(Data entries)
========

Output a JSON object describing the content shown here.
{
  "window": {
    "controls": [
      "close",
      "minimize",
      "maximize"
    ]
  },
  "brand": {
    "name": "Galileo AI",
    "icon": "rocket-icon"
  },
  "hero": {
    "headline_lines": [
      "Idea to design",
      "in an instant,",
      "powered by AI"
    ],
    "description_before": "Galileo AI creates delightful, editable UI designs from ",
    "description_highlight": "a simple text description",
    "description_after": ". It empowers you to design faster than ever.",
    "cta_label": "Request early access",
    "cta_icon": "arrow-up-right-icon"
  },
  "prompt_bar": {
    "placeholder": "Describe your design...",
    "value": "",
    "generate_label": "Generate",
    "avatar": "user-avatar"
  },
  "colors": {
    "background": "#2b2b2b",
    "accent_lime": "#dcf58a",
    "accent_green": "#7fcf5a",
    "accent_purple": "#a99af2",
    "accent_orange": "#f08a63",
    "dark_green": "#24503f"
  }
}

========

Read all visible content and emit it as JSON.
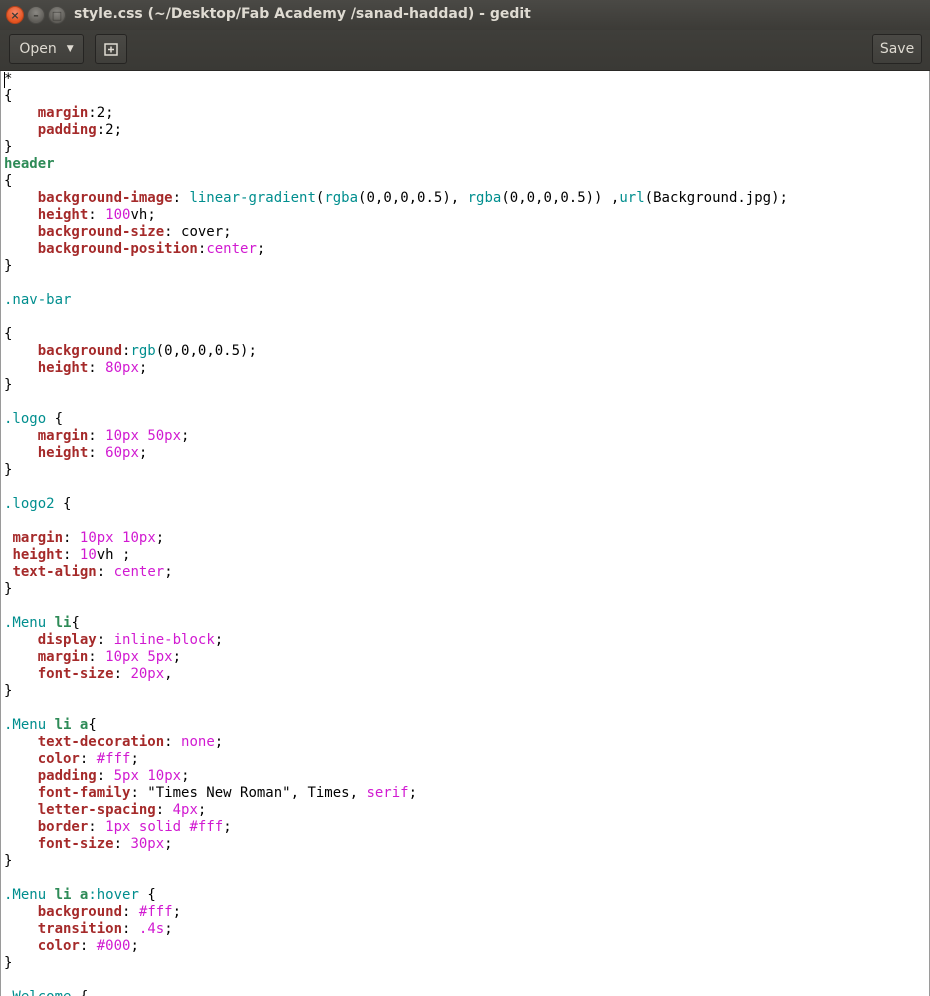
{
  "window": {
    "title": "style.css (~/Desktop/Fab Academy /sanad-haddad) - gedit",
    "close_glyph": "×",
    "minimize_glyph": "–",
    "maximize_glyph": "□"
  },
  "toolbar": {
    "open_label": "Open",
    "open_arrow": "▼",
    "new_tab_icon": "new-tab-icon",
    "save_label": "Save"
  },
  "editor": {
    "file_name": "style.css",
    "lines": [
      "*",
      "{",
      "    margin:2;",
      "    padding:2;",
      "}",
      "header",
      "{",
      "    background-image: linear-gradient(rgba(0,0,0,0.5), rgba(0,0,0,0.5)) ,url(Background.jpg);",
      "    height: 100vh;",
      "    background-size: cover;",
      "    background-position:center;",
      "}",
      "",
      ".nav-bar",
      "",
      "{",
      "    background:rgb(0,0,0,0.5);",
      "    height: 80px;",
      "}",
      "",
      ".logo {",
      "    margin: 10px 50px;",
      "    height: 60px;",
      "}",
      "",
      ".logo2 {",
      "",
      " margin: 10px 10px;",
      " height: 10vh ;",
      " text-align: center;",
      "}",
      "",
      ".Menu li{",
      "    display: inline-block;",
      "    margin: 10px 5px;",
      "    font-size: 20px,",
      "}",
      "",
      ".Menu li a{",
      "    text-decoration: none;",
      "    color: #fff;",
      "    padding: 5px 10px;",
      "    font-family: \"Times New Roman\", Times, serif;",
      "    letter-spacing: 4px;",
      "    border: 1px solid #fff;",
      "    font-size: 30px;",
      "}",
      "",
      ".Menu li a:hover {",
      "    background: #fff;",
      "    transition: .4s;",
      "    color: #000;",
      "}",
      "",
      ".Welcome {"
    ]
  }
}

========

▸ WORK TO BE COMPLETED: For each line of the listing that holds the word "icon", show that line.

▸ FULL ANSWER:
    "icon": "rocket-icon"
    "cta_icon": "arrow-up-right-icon"
    "new_tab_icon": "new-tab-icon",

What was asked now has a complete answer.